◆ **What the task asks**
From the line that has "Read out every word on this page." down to the final line of the listing below, transcribe every line exactly, and only those.

>> begin Dataset records

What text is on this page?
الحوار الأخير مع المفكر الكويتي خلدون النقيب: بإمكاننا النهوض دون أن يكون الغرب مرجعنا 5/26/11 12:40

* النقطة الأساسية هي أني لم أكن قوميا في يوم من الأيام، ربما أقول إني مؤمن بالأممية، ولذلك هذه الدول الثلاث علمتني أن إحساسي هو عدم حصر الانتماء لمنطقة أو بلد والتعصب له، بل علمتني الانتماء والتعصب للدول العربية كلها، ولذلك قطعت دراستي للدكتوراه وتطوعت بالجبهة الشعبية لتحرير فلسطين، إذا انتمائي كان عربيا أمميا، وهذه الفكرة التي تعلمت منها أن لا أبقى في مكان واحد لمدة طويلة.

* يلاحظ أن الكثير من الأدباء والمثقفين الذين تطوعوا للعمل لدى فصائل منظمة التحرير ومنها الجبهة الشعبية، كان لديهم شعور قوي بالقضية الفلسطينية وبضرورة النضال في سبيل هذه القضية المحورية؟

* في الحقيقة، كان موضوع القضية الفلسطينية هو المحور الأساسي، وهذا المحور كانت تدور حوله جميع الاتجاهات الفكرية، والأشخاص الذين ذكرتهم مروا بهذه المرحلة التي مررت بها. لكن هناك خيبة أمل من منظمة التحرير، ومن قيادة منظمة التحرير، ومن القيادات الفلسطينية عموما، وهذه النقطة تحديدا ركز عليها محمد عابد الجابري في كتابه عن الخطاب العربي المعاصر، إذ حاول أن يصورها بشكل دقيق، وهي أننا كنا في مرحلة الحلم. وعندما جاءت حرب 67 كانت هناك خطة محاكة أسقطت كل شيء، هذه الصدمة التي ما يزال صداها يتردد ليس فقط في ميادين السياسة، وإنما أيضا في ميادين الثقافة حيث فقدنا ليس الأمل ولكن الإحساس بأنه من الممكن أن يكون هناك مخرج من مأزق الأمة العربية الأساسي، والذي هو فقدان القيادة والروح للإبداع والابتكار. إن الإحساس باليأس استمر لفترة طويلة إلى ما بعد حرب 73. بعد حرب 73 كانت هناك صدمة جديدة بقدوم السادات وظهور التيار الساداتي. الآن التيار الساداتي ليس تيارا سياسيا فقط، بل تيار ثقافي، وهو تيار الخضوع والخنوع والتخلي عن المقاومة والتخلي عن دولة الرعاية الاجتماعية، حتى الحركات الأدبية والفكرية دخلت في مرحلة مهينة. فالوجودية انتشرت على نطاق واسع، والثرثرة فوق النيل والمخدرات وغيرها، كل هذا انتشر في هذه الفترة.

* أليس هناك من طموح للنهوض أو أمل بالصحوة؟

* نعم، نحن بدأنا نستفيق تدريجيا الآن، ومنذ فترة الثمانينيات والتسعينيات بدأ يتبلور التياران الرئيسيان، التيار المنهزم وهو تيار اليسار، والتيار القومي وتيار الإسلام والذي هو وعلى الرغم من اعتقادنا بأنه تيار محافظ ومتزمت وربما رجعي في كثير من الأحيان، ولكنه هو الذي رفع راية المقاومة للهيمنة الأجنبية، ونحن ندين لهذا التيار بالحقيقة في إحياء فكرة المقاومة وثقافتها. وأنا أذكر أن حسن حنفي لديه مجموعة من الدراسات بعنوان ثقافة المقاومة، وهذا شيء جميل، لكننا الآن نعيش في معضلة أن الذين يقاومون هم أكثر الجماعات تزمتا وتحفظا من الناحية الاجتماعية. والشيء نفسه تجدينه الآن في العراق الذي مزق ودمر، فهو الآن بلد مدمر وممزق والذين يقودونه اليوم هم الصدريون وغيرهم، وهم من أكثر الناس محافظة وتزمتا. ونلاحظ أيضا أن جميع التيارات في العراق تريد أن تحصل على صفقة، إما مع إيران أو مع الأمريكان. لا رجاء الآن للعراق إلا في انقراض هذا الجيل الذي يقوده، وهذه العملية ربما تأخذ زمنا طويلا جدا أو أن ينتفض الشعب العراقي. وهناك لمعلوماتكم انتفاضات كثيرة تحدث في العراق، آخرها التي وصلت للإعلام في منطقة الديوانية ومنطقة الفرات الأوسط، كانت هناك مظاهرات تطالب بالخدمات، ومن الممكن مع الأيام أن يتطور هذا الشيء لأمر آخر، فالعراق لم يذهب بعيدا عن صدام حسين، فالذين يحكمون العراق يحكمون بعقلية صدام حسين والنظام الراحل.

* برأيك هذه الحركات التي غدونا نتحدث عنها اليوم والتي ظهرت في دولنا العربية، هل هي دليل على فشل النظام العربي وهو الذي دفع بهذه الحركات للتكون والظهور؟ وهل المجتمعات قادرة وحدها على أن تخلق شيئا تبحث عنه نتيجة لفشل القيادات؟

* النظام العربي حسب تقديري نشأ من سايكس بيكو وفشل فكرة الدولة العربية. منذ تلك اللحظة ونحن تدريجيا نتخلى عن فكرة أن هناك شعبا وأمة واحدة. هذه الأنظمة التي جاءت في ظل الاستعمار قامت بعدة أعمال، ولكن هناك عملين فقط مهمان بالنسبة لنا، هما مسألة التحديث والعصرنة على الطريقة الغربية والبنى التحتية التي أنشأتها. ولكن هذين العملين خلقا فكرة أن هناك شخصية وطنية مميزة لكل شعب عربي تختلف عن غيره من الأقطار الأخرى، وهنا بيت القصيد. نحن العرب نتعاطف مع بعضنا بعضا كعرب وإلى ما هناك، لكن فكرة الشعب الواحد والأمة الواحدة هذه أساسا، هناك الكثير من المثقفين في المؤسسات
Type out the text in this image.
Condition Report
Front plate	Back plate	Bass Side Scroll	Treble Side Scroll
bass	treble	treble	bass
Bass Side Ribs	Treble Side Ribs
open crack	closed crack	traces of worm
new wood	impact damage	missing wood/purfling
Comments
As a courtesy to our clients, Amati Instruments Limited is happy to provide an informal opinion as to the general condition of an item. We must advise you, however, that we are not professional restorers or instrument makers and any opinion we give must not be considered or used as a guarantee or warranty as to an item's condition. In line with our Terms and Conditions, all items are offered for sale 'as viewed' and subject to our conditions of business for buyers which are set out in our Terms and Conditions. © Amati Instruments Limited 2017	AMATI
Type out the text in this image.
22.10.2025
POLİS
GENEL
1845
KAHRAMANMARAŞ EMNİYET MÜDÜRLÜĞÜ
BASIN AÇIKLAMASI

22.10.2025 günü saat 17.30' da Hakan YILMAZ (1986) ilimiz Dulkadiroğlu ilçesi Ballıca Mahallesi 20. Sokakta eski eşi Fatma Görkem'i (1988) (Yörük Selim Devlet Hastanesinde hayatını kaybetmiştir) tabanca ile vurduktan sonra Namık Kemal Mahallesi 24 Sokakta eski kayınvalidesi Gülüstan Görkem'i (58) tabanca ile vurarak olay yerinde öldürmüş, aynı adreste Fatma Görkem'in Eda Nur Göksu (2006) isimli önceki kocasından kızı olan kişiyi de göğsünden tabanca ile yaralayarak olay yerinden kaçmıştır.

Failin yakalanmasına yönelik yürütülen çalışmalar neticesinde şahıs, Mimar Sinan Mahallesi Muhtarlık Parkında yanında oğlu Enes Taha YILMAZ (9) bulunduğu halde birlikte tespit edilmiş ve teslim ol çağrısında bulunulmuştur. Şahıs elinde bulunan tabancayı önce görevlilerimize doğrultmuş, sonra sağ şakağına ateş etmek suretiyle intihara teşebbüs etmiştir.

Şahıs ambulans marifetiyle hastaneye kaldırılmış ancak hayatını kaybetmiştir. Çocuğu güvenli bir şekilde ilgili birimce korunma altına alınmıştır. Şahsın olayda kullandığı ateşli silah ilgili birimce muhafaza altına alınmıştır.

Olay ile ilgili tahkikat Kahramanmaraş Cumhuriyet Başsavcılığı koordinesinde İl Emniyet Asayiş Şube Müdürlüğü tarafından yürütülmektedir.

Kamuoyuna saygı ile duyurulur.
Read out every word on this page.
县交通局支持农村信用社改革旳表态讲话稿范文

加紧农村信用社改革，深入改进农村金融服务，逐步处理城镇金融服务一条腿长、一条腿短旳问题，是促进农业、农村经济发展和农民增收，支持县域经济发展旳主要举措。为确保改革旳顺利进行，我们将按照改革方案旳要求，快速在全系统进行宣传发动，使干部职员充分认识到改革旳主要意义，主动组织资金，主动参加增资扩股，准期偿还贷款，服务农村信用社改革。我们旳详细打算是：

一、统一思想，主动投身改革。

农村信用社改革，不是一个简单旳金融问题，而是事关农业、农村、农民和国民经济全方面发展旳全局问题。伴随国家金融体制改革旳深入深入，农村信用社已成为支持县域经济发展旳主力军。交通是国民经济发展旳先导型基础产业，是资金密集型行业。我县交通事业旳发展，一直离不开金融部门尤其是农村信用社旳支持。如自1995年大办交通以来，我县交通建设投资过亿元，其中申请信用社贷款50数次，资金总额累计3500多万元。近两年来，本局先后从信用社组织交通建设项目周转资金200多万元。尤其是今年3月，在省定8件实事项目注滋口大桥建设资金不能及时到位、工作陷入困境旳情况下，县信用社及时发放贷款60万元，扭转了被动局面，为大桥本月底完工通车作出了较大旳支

>> end Dataset records

◆ **Exercise response**
Read out every word on this page.
县交通局支持农村信用社改革旳表态讲话稿范文

加紧农村信用社改革，深入改进农村金融服务，逐步处理城镇金融服务一条腿长、一条腿短旳问题，是促进农业、农村经济发展和农民增收，支持县域经济发展旳主要举措。为确保改革旳顺利进行，我们将按照改革方案旳要求，快速在全系统进行宣传发动，使干部职员充分认识到改革旳主要意义，主动组织资金，主动参加增资扩股，准期偿还贷款，服务农村信用社改革。我们旳详细打算是：

一、统一思想，主动投身改革。

农村信用社改革，不是一个简单旳金融问题，而是事关农业、农村、农民和国民经济全方面发展旳全局问题。伴随国家金融体制改革旳深入深入，农村信用社已成为支持县域经济发展旳主力军。交通是国民经济发展旳先导型基础产业，是资金密集型行业。我县交通事业旳发展，一直离不开金融部门尤其是农村信用社旳支持。如自1995年大办交通以来，我县交通建设投资过亿元，其中申请信用社贷款50数次，资金总额累计3500多万元。近两年来，本局先后从信用社组织交通建设项目周转资金200多万元。尤其是今年3月，在省定8件实事项目注滋口大桥建设资金不能及时到位、工作陷入困境旳情况下，县信用社及时发放贷款60万元，扭转了被动局面，为大桥本月底完工通车作出了较大旳支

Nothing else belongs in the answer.